====== Records for this task
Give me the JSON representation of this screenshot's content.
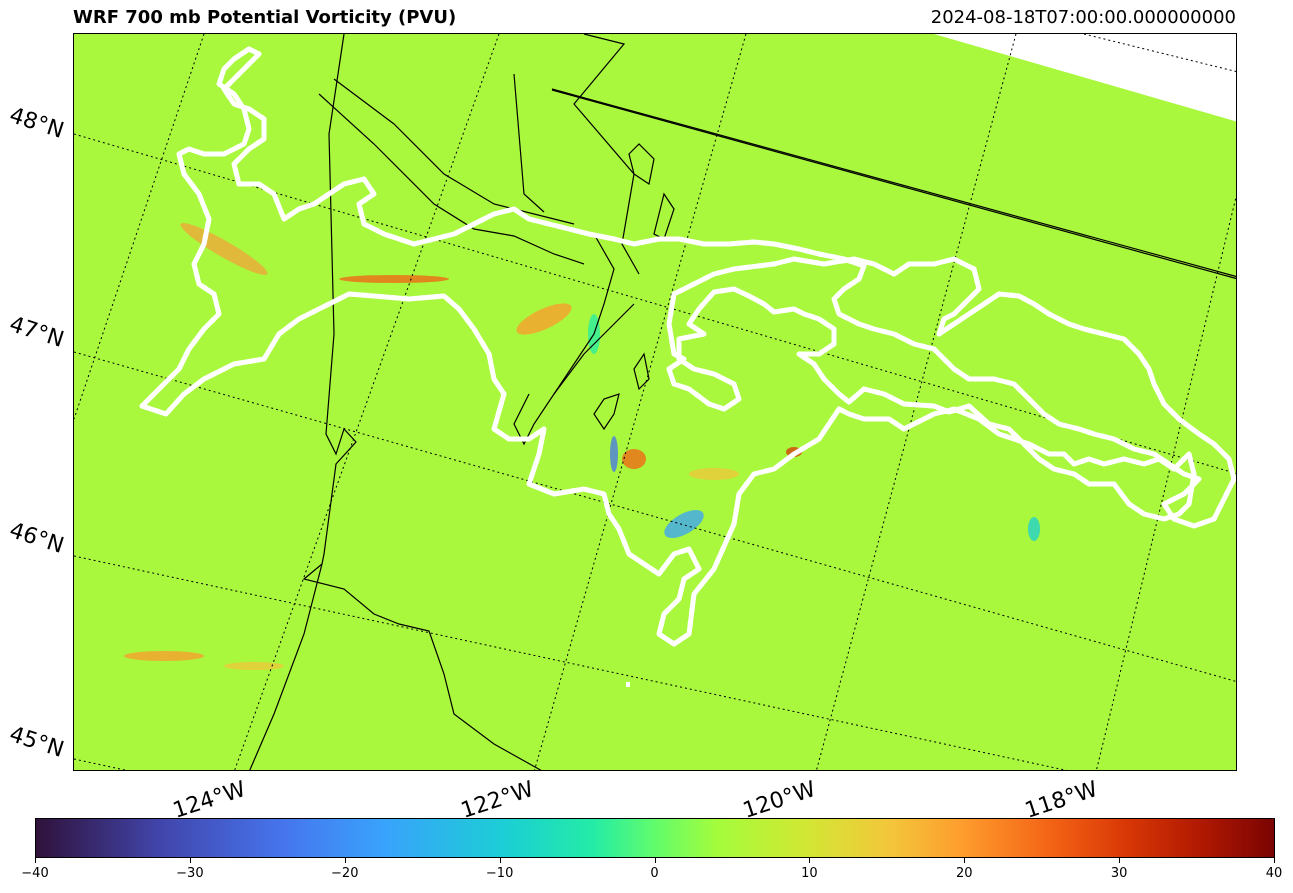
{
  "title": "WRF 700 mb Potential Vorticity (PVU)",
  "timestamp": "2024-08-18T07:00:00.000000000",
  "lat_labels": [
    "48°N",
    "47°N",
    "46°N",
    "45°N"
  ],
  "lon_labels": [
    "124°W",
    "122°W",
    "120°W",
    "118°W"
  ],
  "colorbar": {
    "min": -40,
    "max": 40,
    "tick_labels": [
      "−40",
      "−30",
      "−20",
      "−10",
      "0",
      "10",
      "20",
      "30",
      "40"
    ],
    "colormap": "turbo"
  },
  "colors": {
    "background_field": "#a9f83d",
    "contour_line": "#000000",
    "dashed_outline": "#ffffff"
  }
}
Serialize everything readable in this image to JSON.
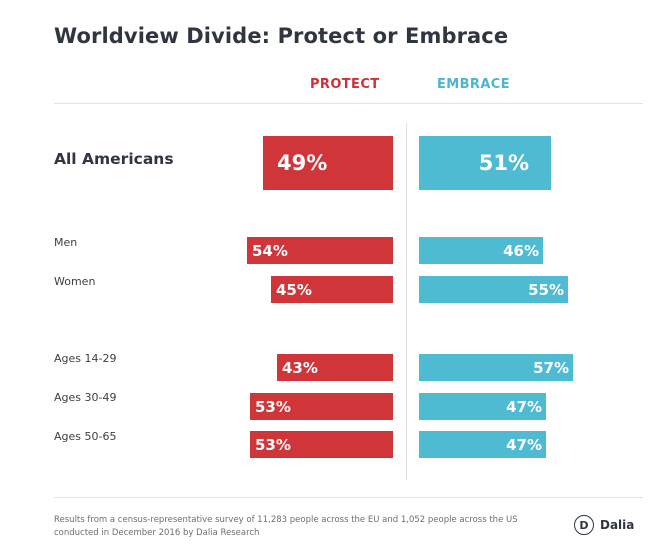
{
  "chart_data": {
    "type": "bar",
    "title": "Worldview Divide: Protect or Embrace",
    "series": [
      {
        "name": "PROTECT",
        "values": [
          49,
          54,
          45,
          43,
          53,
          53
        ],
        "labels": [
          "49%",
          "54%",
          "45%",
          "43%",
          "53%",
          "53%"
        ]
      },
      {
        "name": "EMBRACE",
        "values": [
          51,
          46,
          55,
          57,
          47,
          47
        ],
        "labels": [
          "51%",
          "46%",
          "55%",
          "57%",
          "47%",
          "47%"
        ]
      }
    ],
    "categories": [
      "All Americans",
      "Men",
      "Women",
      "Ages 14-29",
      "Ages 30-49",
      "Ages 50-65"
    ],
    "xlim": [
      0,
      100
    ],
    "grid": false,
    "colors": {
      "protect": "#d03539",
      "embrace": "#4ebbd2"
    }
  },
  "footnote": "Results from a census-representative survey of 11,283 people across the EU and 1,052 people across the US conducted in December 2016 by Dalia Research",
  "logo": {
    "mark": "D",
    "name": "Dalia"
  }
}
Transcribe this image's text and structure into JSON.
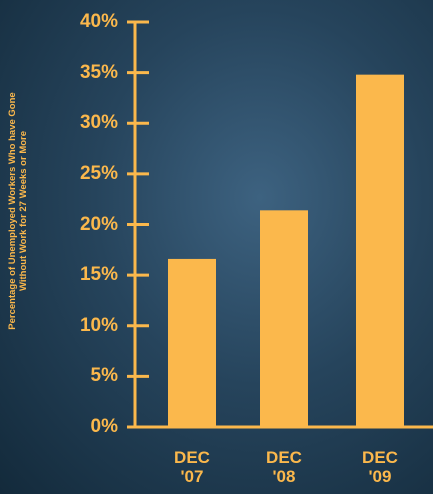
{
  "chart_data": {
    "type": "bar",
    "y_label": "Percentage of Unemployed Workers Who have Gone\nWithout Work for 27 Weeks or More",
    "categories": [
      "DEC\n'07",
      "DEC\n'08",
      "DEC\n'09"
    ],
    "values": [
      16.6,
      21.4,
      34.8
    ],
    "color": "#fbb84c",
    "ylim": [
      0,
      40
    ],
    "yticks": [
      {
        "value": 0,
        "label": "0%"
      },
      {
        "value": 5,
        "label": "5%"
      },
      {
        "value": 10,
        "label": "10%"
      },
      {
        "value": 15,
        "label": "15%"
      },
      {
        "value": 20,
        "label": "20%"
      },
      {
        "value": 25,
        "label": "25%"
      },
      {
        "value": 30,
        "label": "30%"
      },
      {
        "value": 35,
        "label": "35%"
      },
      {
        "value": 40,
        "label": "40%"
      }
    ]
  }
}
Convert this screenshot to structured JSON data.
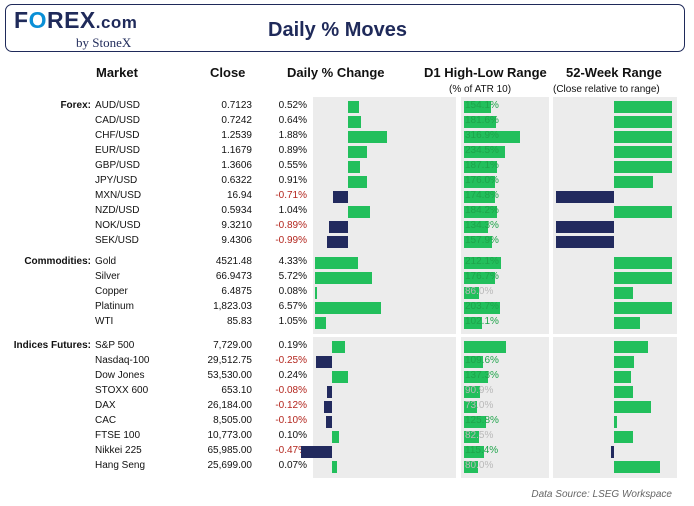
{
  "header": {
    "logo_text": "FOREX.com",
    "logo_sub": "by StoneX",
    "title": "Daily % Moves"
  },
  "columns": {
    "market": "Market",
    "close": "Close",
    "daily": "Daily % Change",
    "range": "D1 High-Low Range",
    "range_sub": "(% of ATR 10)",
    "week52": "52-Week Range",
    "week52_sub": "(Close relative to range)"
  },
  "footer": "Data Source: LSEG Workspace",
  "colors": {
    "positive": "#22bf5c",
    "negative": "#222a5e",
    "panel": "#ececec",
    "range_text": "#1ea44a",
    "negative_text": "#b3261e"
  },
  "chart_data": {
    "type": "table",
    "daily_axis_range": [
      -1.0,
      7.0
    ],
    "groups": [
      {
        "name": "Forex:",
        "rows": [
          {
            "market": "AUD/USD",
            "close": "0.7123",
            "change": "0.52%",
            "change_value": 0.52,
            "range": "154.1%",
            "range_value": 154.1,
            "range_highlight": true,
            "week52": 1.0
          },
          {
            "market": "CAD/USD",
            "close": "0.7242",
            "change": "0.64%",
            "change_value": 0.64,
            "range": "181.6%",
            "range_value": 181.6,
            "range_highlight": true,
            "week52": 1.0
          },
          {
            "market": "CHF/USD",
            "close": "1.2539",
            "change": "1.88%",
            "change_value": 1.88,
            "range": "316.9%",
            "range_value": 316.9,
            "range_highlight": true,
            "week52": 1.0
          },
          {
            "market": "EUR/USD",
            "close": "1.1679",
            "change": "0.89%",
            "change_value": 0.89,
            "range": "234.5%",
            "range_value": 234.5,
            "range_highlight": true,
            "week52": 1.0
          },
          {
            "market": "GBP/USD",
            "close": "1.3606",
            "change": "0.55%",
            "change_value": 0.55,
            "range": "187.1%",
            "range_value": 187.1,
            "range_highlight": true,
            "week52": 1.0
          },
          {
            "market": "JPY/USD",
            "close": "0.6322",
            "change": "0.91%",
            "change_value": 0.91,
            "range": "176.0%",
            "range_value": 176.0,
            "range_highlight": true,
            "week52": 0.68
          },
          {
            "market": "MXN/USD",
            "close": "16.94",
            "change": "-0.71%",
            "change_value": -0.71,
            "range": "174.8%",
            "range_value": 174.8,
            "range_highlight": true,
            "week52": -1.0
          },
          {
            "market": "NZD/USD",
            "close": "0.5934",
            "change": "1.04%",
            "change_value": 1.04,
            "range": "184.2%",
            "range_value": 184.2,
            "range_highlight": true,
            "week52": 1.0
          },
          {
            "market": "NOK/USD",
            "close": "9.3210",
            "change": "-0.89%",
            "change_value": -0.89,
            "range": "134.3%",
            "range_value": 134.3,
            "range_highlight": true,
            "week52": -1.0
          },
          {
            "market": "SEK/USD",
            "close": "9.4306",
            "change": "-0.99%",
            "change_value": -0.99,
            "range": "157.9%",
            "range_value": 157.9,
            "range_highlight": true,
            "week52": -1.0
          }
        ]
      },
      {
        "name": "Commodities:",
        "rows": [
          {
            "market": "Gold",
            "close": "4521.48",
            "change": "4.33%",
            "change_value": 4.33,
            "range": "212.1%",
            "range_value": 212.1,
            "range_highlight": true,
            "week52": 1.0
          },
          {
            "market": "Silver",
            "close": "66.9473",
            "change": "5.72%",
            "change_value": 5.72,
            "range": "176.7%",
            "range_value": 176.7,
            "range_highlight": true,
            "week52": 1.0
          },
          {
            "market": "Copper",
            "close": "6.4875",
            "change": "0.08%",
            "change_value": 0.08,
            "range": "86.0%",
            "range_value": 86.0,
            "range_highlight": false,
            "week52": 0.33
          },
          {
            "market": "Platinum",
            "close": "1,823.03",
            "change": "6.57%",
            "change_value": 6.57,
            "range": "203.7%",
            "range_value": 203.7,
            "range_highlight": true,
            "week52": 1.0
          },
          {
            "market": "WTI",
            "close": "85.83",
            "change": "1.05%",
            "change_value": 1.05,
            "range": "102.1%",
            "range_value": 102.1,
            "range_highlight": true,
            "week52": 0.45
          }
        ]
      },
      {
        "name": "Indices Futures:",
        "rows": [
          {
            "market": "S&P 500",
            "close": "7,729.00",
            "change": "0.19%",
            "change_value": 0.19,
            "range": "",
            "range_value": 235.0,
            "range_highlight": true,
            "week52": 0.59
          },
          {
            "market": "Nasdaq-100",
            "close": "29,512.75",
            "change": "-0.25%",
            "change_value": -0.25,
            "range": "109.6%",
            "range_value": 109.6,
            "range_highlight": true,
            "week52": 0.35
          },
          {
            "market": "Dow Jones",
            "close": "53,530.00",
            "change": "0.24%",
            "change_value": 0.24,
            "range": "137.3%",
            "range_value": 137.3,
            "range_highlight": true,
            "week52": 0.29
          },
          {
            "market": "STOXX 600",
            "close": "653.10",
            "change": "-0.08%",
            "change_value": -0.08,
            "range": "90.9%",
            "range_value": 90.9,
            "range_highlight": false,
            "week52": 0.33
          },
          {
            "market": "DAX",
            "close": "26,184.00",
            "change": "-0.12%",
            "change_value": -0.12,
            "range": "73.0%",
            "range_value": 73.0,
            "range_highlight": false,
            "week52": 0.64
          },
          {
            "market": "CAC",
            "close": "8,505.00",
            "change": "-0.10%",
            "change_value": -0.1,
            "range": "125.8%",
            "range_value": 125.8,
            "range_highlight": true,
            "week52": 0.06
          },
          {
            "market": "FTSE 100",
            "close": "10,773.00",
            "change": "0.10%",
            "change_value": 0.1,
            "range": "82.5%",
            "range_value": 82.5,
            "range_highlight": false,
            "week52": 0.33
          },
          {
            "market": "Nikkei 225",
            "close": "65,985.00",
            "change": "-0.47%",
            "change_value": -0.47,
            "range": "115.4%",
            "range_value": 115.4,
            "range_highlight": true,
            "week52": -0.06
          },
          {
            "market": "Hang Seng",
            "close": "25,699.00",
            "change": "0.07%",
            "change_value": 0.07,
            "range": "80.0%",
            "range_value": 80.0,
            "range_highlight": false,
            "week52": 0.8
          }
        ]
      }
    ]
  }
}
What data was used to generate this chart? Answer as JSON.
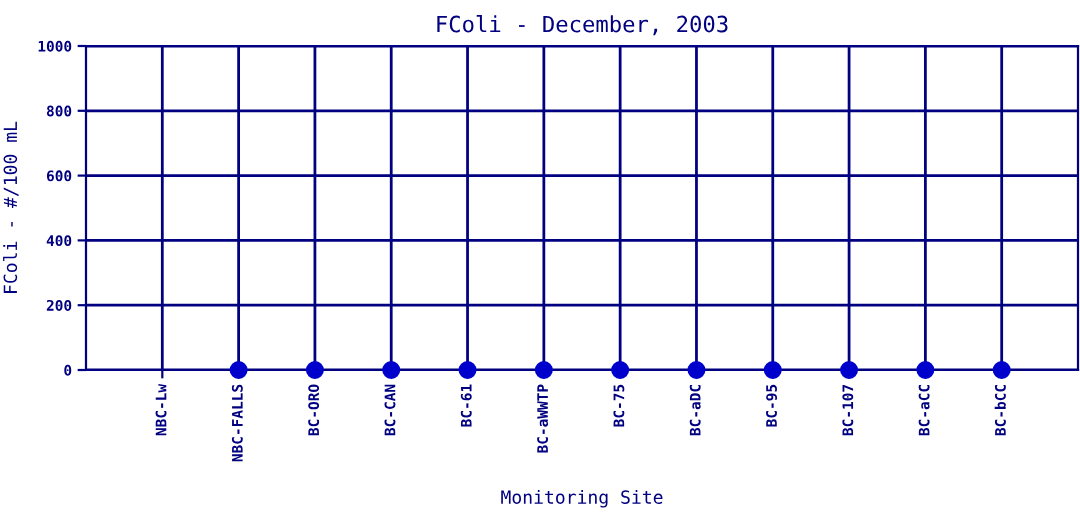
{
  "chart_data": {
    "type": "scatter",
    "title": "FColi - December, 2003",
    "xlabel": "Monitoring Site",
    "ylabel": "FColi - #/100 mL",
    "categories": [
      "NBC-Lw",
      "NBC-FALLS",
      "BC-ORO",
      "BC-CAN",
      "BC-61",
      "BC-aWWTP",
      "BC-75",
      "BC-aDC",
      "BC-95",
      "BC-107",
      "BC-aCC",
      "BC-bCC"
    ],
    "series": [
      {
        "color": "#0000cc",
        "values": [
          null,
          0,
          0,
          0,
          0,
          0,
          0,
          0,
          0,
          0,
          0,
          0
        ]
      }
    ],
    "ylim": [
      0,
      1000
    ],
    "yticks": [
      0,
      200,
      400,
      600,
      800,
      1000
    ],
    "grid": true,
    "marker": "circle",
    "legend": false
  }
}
============
To do: With pictures left out, repeat exactly the lines from the line bearing "What data was" through the final line of the records above.

The completed task:
What data was used to generate this chart? Answer as JSON.
{
  "chart_data": {
    "type": "scatter",
    "title": "FColi - December, 2003",
    "xlabel": "Monitoring Site",
    "ylabel": "FColi - #/100 mL",
    "categories": [
      "NBC-Lw",
      "NBC-FALLS",
      "BC-ORO",
      "BC-CAN",
      "BC-61",
      "BC-aWWTP",
      "BC-75",
      "BC-aDC",
      "BC-95",
      "BC-107",
      "BC-aCC",
      "BC-bCC"
    ],
    "series": [
      {
        "color": "#0000cc",
        "values": [
          null,
          0,
          0,
          0,
          0,
          0,
          0,
          0,
          0,
          0,
          0,
          0
        ]
      }
    ],
    "ylim": [
      0,
      1000
    ],
    "yticks": [
      0,
      200,
      400,
      600,
      800,
      1000
    ],
    "grid": true,
    "marker": "circle",
    "legend": false
  }
}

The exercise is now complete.